--- Text provided ---
○ ○ ○ ○ ○

The Best Time To Buy A New (or Used) Car

Finance


Getting a new car is one of the better feelings in life, I’ll admit.

But, it’s also one of the biggest financial transactions most people make.

Get a good deal, and you’ll save a ton of money over the life of the car. Strike a bad deal, and it can haunt you for years.

 It can even interfere with the next car you buy!

You can avoid this outcome by preparing yourself for the new car purchase ahead of time.

And, one of the main factors in getting a great deal on a new (or new to you) vehicle is how you go about choosing when to buy a car.

In this post, we’re going to answer these questions and give you the best tips on scoring a deal on your next car.

When Should You Buy a New Car?

First things first, there are certain times which are more profitable for buying a new car.

The best times to buy a new car are weekdays, holidays, and dates close to the end of the model year. 

But there’s far more to getting the best deal on a new car than the purchase date. With those times of year in mind and the tips below, you can be sure to get the best deal possible when you buy a new car.

1. Don’t Even Think of Buying a New Car if You’re “Upside Down” on Your Current Car

What It Means to Be Upside Down

If you’ve never heard the term “upside down”, it’s probably because you’ve never worked in the car business. Everyone who does knows exactly what it is.

○ ○ ○ ○ ○

--- Data shown ---
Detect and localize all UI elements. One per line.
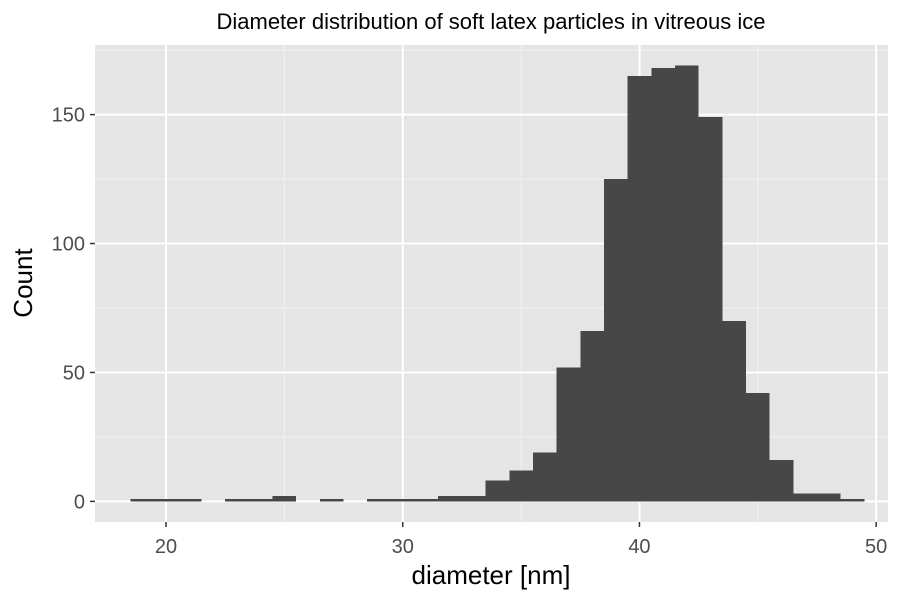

○ ○ ○ ○ ○

--- Tasks ---
**1.** According to the car-buying article, which times are best for buying a new car? List each one.
**2.** Extend the car-buying article past its final sentence, explaining what being "upside down" on a current car means.
The lines have no connection to the car-buying article.

--- The responses ---
**1.** Weekdays, holidays, and dates close to the end of the model year.

**2.**
It’s a new car buyer who owes more money on his current car than the car is worth.

For example, “Steve” wants to buy a new car. His current car is worth $10,000, but he still owes $13,000 on it. It could be because he doesn’t actually know what his car is worth, but assumes it’s at least equal to the loan.

Or it could even be because he doesn’t have a clue.

He goes to a dealership hoping for the best – and lo and behold, that’s what he gets. Or at least he gets the answer he wants to hear. That’s the dealer telling him that he can buy a brand-new car.

The deficiency on the car loan may come up, or it may not. But whether it does or not, Steve is still clearly upside down on his current car. Here’s how this will play out…

After confident assurances by the dealer that, yes, Steve can buy a brand-new car, the process moves forward.

That’s because the dealer can make the deficiency do a disappearing act. Or so it will appear. Obviously, Steve has no down payment for the new car. No problem. And if he trades in his current car, he’ll have a shortfall. No problem there either!

Steve wants to buy a $30,000 car, and plans to do it with what he thinks will be 100% financing. But that’s not quite what will happen.

How Car Dealers Make Loan Deficiencies “Magically” Disappear

Sure, the dealer will give Steve 100% financing on the $30,000 car. But they’ll also add the $3,000 deficiency from the old car to the new loan. When Steve drives off the dealer lot with his $30,000 car, it’ll come complete with a $33,000 loan.

Do you see what happened there? The dealer simply took the deficiency from the old loan and rolled it over into the new loan! Maybe Steve knows that’s happening, and maybe he doesn’t.

All he knows is that he was able to drive away with the new car of his dreams. In the end, he’s still upside down – only this time he’s upside down on his brand-new car. 

Here’s the important take away:

Being upside down on a car is practically a lifestyle. Once you get upside down on one car, it carries over to the next.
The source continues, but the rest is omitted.